### TASK BRIEF:
Read the listing below and copy out every line that holds "автономным".

((

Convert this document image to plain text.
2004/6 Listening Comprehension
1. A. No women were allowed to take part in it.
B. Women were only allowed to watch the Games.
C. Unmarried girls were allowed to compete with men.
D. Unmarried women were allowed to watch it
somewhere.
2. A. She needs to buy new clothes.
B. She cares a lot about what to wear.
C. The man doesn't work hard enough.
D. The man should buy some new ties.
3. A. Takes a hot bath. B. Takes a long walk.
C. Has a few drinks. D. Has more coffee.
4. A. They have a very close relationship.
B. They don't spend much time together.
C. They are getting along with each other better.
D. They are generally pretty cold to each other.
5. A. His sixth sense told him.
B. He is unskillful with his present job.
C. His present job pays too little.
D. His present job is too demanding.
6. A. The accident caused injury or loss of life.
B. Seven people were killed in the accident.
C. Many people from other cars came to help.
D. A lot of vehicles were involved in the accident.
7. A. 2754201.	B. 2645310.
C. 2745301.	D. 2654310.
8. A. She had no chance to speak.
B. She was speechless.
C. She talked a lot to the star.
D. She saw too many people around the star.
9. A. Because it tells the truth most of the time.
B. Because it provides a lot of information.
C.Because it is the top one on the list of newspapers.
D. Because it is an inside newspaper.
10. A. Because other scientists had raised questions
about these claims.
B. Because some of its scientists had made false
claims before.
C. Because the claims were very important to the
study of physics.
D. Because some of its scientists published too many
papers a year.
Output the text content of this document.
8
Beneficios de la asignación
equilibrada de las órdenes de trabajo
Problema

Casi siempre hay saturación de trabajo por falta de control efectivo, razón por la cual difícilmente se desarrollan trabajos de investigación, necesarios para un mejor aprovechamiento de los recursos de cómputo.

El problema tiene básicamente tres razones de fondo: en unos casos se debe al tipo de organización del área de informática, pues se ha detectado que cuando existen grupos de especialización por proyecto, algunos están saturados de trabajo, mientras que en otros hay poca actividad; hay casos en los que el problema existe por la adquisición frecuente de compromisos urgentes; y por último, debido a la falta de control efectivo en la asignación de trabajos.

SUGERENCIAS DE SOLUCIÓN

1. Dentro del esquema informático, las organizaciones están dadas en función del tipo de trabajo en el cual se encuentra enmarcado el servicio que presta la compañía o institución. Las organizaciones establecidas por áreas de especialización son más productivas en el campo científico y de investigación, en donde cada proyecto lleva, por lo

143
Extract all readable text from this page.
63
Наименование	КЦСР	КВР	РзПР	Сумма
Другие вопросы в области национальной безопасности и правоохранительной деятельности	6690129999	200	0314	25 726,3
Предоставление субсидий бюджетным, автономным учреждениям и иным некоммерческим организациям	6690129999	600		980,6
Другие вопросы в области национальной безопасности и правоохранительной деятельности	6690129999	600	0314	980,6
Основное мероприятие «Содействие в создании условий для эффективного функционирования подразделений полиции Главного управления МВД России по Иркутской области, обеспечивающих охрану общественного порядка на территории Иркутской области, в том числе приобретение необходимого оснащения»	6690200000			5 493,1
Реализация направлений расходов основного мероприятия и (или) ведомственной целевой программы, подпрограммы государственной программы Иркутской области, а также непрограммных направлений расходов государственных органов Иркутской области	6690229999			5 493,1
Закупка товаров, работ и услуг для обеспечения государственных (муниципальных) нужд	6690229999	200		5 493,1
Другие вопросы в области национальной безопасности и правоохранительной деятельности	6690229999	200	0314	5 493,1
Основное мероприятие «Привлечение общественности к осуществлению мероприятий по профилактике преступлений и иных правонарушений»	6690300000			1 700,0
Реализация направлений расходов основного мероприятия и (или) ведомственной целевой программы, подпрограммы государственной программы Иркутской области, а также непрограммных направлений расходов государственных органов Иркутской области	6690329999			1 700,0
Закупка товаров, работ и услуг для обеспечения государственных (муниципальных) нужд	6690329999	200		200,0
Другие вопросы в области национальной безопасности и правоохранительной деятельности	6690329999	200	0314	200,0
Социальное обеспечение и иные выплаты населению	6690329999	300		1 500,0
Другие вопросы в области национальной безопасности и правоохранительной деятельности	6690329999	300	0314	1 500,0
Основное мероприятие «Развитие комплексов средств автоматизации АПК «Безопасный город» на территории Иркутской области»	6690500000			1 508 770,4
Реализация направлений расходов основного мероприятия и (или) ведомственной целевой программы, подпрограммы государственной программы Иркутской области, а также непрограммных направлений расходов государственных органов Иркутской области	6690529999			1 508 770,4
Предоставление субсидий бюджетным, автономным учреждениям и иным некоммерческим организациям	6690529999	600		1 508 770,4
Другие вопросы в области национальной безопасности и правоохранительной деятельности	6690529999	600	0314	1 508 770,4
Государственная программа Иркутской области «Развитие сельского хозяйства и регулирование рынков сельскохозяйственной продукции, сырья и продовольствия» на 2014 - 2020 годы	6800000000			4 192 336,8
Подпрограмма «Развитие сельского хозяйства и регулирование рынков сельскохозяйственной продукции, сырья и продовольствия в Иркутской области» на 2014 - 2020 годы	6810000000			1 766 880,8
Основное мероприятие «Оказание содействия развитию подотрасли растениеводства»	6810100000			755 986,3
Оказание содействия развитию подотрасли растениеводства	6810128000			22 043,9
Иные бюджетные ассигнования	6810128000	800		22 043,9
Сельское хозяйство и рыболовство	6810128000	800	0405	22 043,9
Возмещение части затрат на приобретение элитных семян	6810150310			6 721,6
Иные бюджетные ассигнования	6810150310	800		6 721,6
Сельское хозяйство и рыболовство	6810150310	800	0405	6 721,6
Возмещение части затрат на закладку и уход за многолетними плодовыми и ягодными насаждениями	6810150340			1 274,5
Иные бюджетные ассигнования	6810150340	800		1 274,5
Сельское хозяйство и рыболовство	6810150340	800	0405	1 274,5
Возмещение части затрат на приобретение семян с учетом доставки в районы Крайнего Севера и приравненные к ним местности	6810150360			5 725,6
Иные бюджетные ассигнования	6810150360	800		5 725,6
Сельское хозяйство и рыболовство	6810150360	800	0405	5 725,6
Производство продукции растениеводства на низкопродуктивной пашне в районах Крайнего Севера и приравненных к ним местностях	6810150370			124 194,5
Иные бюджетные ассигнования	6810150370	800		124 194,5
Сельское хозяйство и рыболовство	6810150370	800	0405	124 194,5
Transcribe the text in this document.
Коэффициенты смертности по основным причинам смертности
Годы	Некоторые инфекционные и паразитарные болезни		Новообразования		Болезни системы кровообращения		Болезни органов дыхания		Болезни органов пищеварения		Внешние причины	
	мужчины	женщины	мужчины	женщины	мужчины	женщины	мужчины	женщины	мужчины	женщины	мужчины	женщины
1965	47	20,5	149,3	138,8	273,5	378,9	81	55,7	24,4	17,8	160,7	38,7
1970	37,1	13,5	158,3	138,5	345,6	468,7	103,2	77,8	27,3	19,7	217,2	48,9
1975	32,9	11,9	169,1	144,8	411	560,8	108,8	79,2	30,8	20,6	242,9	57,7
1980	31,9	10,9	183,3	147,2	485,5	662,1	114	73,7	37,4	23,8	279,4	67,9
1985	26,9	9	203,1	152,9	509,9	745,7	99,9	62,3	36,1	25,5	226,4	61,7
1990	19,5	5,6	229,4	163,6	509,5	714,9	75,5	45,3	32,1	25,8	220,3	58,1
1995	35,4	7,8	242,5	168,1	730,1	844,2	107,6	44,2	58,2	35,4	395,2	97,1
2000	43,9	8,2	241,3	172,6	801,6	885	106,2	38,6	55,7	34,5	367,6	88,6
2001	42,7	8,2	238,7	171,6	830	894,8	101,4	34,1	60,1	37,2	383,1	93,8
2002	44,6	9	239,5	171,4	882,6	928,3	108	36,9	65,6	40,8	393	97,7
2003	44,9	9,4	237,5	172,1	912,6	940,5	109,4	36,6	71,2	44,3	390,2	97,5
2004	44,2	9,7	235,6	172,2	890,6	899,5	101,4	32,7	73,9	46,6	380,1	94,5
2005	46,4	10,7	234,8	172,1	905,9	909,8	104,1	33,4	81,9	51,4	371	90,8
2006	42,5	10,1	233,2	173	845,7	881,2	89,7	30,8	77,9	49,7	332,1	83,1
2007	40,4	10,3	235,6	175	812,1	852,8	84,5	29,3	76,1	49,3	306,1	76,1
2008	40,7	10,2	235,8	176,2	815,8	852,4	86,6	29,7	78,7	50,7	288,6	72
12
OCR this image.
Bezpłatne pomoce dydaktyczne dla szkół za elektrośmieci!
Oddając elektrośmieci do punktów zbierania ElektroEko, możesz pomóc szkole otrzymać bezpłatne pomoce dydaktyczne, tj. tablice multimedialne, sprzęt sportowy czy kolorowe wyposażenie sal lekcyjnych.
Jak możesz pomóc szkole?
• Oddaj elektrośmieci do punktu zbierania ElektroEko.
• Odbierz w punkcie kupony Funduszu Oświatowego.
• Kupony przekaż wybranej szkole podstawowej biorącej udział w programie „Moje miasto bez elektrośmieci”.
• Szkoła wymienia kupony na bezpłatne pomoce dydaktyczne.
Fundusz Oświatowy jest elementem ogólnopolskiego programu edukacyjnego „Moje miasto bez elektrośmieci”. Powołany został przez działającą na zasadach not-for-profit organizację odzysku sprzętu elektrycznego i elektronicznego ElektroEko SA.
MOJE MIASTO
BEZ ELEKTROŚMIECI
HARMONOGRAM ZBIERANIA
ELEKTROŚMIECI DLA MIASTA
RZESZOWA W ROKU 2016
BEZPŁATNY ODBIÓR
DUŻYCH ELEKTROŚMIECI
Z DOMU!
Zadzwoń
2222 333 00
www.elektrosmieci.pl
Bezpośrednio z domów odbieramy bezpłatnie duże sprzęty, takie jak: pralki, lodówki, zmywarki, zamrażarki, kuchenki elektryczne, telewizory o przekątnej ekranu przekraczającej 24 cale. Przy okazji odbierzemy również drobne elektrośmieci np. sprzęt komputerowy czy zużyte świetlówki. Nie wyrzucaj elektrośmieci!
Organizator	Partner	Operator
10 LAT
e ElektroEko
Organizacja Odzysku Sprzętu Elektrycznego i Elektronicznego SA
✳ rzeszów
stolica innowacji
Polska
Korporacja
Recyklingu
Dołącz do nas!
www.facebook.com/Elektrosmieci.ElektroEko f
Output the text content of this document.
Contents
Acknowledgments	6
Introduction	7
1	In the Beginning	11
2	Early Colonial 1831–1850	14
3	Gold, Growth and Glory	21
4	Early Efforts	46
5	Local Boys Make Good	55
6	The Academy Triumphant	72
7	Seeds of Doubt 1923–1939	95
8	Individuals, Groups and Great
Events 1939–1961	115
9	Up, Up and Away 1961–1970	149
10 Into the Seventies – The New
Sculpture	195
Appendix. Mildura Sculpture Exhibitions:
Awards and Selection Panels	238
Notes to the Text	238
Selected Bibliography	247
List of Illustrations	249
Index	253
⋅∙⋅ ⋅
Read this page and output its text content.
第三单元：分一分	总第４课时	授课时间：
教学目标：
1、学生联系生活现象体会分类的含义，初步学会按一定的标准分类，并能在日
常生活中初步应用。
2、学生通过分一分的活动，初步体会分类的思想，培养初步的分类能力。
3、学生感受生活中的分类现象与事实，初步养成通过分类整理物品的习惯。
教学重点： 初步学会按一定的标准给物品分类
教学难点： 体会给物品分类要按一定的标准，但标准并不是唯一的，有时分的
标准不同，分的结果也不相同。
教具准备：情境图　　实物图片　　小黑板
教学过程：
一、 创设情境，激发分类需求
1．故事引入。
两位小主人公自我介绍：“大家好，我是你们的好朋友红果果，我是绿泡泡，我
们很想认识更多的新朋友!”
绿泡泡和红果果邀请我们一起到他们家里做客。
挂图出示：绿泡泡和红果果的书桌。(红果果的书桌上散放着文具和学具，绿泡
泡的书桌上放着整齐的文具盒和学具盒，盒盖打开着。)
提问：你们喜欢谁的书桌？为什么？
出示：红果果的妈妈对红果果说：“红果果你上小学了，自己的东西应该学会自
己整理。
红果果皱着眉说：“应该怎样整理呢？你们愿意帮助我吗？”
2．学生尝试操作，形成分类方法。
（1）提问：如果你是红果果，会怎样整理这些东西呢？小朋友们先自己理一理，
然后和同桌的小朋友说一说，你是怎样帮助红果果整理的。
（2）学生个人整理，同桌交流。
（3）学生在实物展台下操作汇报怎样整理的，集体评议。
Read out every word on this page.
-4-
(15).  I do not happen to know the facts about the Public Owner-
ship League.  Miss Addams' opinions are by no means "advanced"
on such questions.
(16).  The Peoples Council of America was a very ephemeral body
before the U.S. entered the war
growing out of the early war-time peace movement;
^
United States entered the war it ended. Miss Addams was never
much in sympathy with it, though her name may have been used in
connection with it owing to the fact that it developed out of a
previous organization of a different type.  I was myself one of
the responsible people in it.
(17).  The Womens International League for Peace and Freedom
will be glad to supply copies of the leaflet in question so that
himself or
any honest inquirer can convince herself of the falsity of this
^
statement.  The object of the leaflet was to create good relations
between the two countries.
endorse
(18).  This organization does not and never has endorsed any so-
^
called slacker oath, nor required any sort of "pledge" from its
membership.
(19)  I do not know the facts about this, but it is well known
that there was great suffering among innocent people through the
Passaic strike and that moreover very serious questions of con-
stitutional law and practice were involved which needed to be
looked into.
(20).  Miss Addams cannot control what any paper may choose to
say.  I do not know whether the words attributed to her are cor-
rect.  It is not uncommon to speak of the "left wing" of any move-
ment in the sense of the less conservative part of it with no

))

### ANSWER FOR THE TASK:
Предоставление субсидий бюджетным, автономным учреждениям и иным некоммерческим организациям	6690129999	600		980,6
Предоставление субсидий бюджетным, автономным учреждениям и иным некоммерческим организациям	6690529999	600		1 508 770,4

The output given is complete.